Reproduce the data below verbatim, keeping every line in its original order.
--
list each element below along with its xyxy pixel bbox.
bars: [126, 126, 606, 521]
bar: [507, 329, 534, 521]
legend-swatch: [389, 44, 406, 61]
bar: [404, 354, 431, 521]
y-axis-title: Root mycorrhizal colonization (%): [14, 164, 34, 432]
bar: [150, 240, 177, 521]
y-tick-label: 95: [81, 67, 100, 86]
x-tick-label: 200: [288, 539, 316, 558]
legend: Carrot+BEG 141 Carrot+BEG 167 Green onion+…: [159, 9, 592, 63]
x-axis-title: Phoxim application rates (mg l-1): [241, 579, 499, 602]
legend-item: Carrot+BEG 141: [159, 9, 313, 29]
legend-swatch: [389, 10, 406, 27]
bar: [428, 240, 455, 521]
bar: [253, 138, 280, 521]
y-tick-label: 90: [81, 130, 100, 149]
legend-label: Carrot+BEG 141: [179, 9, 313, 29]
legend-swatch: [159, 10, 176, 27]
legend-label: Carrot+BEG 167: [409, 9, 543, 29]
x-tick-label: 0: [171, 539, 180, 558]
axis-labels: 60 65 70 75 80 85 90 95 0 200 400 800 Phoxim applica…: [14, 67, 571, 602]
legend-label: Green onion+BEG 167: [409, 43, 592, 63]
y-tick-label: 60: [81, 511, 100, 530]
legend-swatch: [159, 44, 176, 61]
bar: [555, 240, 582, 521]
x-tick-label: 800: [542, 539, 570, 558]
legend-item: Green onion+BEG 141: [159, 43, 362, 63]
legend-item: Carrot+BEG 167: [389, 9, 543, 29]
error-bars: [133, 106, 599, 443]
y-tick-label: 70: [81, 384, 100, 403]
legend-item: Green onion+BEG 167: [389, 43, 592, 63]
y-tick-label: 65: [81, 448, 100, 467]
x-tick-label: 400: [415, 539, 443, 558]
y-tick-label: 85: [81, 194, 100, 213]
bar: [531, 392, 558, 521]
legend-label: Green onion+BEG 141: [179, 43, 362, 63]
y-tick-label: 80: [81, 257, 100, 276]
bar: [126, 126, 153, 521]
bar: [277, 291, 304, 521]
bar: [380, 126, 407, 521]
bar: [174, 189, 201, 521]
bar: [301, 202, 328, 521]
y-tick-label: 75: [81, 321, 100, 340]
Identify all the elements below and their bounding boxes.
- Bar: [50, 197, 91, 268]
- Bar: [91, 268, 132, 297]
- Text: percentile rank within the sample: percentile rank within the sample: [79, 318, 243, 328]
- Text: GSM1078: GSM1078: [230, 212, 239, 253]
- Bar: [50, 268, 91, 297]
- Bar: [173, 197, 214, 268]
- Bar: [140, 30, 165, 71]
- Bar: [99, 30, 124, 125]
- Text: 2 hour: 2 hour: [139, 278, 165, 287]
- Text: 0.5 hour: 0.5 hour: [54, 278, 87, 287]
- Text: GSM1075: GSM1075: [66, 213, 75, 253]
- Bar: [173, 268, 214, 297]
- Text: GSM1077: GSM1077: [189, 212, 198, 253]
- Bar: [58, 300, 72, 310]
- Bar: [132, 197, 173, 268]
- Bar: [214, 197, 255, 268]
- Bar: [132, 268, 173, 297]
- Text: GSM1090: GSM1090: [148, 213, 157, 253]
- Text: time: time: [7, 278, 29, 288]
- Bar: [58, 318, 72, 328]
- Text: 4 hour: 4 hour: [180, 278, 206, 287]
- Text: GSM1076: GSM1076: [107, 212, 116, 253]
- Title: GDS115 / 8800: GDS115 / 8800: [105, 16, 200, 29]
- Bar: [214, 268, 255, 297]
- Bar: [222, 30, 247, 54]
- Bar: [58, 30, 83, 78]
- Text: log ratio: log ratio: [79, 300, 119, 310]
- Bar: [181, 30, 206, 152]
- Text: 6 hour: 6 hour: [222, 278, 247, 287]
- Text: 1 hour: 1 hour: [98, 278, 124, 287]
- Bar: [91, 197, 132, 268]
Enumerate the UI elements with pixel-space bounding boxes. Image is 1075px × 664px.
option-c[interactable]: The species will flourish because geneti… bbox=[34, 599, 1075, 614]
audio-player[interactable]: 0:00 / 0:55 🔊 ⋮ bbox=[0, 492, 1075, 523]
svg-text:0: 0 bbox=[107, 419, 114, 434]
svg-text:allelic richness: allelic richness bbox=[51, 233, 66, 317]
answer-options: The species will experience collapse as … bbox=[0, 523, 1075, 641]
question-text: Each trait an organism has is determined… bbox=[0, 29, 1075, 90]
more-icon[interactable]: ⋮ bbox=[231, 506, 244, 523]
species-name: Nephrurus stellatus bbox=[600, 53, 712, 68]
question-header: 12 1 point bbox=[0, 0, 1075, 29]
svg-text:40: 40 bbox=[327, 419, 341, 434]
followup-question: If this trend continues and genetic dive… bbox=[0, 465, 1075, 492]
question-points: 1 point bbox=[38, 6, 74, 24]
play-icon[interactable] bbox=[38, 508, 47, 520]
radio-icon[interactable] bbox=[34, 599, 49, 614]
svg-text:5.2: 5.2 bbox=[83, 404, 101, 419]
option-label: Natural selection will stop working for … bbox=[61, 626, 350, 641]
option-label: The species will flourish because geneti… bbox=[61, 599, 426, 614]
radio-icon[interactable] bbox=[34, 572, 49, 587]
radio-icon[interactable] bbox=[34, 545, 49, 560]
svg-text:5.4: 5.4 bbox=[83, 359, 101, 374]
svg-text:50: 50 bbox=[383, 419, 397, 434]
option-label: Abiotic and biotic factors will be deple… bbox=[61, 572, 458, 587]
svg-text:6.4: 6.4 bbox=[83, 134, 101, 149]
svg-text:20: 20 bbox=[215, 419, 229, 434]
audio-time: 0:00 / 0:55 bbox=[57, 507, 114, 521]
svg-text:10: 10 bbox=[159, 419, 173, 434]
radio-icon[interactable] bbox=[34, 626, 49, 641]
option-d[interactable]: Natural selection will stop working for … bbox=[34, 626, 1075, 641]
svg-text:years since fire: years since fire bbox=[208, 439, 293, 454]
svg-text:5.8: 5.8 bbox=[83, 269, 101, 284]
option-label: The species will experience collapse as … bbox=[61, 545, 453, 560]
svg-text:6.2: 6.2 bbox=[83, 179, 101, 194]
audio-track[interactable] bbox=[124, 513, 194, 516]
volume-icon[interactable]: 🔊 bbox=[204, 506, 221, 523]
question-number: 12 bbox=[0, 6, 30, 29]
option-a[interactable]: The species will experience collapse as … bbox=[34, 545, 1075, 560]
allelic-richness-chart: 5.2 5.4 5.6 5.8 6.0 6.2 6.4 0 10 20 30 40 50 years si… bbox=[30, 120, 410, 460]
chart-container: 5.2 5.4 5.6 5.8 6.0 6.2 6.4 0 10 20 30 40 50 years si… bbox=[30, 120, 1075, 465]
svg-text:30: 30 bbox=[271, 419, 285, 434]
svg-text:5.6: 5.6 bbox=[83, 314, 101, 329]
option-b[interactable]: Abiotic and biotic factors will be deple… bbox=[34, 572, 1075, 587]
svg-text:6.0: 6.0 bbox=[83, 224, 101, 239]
--
## TASK RESPONSE
list each element below along with its xyxy pixel bbox.
bars: [126, 126, 606, 521]
bar: [507, 329, 534, 521]
legend-swatch: [389, 44, 406, 61]
bar: [404, 354, 431, 521]
y-axis-title: Root mycorrhizal colonization (%): [14, 164, 34, 432]
bar: [150, 240, 177, 521]
y-tick-label: 95: [81, 67, 100, 86]
x-tick-label: 200: [288, 539, 316, 558]
legend: Carrot+BEG 141 Carrot+BEG 167 Green onion+…: [159, 9, 592, 63]
x-axis-title: Phoxim application rates (mg l-1): [241, 579, 499, 602]
legend-item: Carrot+BEG 141: [159, 9, 313, 29]
legend-swatch: [389, 10, 406, 27]
bar: [428, 240, 455, 521]
bar: [253, 138, 280, 521]
y-tick-label: 90: [81, 130, 100, 149]
legend-label: Carrot+BEG 141: [179, 9, 313, 29]
legend-swatch: [159, 10, 176, 27]
legend-label: Carrot+BEG 167: [409, 9, 543, 29]
x-tick-label: 0: [171, 539, 180, 558]
axis-labels: 60 65 70 75 80 85 90 95 0 200 400 800 Phoxim applica…: [14, 67, 571, 602]
legend-label: Green onion+BEG 167: [409, 43, 592, 63]
y-tick-label: 60: [81, 511, 100, 530]
legend-swatch: [159, 44, 176, 61]
bar: [555, 240, 582, 521]
x-tick-label: 800: [542, 539, 570, 558]
legend-item: Green onion+BEG 141: [159, 43, 362, 63]
legend-item: Carrot+BEG 167: [389, 9, 543, 29]
error-bars: [133, 106, 599, 443]
y-tick-label: 70: [81, 384, 100, 403]
legend-item: Green onion+BEG 167: [389, 43, 592, 63]
y-tick-label: 65: [81, 448, 100, 467]
x-tick-label: 400: [415, 539, 443, 558]
y-tick-label: 85: [81, 194, 100, 213]
bar: [531, 392, 558, 521]
legend-label: Green onion+BEG 141: [179, 43, 362, 63]
y-tick-label: 80: [81, 257, 100, 276]
bar: [126, 126, 153, 521]
bar: [277, 291, 304, 521]
bar: [380, 126, 407, 521]
bar: [174, 189, 201, 521]
bar: [301, 202, 328, 521]
y-tick-label: 75: [81, 321, 100, 340]
Identify all the elements below and their bounding boxes.
- Bar: [50, 197, 91, 268]
- Bar: [91, 268, 132, 297]
- Text: percentile rank within the sample: percentile rank within the sample: [79, 318, 243, 328]
- Text: GSM1078: GSM1078: [230, 212, 239, 253]
- Bar: [50, 268, 91, 297]
- Bar: [173, 197, 214, 268]
- Bar: [140, 30, 165, 71]
- Bar: [99, 30, 124, 125]
- Text: 2 hour: 2 hour: [139, 278, 165, 287]
- Text: 0.5 hour: 0.5 hour: [54, 278, 87, 287]
- Text: GSM1075: GSM1075: [66, 213, 75, 253]
- Bar: [173, 268, 214, 297]
- Text: GSM1077: GSM1077: [189, 212, 198, 253]
- Bar: [58, 300, 72, 310]
- Bar: [132, 197, 173, 268]
- Bar: [214, 197, 255, 268]
- Bar: [132, 268, 173, 297]
- Text: GSM1090: GSM1090: [148, 213, 157, 253]
- Text: time: time: [7, 278, 29, 288]
- Bar: [58, 318, 72, 328]
- Text: 4 hour: 4 hour: [180, 278, 206, 287]
- Text: GSM1076: GSM1076: [107, 212, 116, 253]
- Title: GDS115 / 8800: GDS115 / 8800: [105, 16, 200, 29]
- Bar: [214, 268, 255, 297]
- Bar: [222, 30, 247, 54]
- Bar: [58, 30, 83, 78]
- Text: log ratio: log ratio: [79, 300, 119, 310]
- Bar: [181, 30, 206, 152]
- Text: 6 hour: 6 hour: [222, 278, 247, 287]
- Text: 1 hour: 1 hour: [98, 278, 124, 287]
- Bar: [91, 197, 132, 268]
Enumerate the UI elements with pixel-space bounding boxes. Image is 1075px × 664px.
option-c[interactable]: The species will flourish because geneti… bbox=[34, 599, 1075, 614]
audio-player[interactable]: 0:00 / 0:55 🔊 ⋮ bbox=[0, 492, 1075, 523]
svg-text:0: 0 bbox=[107, 419, 114, 434]
svg-text:allelic richness: allelic richness bbox=[51, 233, 66, 317]
answer-options: The species will experience collapse as … bbox=[0, 523, 1075, 641]
question-text: Each trait an organism has is determined… bbox=[0, 29, 1075, 90]
more-icon[interactable]: ⋮ bbox=[231, 506, 244, 523]
species-name: Nephrurus stellatus bbox=[600, 53, 712, 68]
question-header: 12 1 point bbox=[0, 0, 1075, 29]
svg-text:40: 40 bbox=[327, 419, 341, 434]
followup-question: If this trend continues and genetic dive… bbox=[0, 465, 1075, 492]
question-points: 1 point bbox=[38, 6, 74, 24]
play-icon[interactable] bbox=[38, 508, 47, 520]
radio-icon[interactable] bbox=[34, 599, 49, 614]
svg-text:5.2: 5.2 bbox=[83, 404, 101, 419]
option-label: Natural selection will stop working for … bbox=[61, 626, 350, 641]
option-label: The species will flourish because geneti… bbox=[61, 599, 426, 614]
radio-icon[interactable] bbox=[34, 572, 49, 587]
radio-icon[interactable] bbox=[34, 545, 49, 560]
svg-text:5.4: 5.4 bbox=[83, 359, 101, 374]
svg-text:50: 50 bbox=[383, 419, 397, 434]
option-label: Abiotic and biotic factors will be deple… bbox=[61, 572, 458, 587]
svg-text:6.4: 6.4 bbox=[83, 134, 101, 149]
svg-text:20: 20 bbox=[215, 419, 229, 434]
audio-time: 0:00 / 0:55 bbox=[57, 507, 114, 521]
svg-text:10: 10 bbox=[159, 419, 173, 434]
radio-icon[interactable] bbox=[34, 626, 49, 641]
option-d[interactable]: Natural selection will stop working for … bbox=[34, 626, 1075, 641]
svg-text:years since fire: years since fire bbox=[208, 439, 293, 454]
svg-text:5.8: 5.8 bbox=[83, 269, 101, 284]
option-label: The species will experience collapse as … bbox=[61, 545, 453, 560]
svg-text:6.2: 6.2 bbox=[83, 179, 101, 194]
audio-track[interactable] bbox=[124, 513, 194, 516]
volume-icon[interactable]: 🔊 bbox=[204, 506, 221, 523]
question-number: 12 bbox=[0, 6, 30, 29]
option-a[interactable]: The species will experience collapse as … bbox=[34, 545, 1075, 560]
allelic-richness-chart: 5.2 5.4 5.6 5.8 6.0 6.2 6.4 0 10 20 30 40 50 years si… bbox=[30, 120, 410, 460]
chart-container: 5.2 5.4 5.6 5.8 6.0 6.2 6.4 0 10 20 30 40 50 years si… bbox=[30, 120, 1075, 465]
svg-text:30: 30 bbox=[271, 419, 285, 434]
svg-text:5.6: 5.6 bbox=[83, 314, 101, 329]
option-b[interactable]: Abiotic and biotic factors will be deple… bbox=[34, 572, 1075, 587]
svg-text:6.0: 6.0 bbox=[83, 224, 101, 239]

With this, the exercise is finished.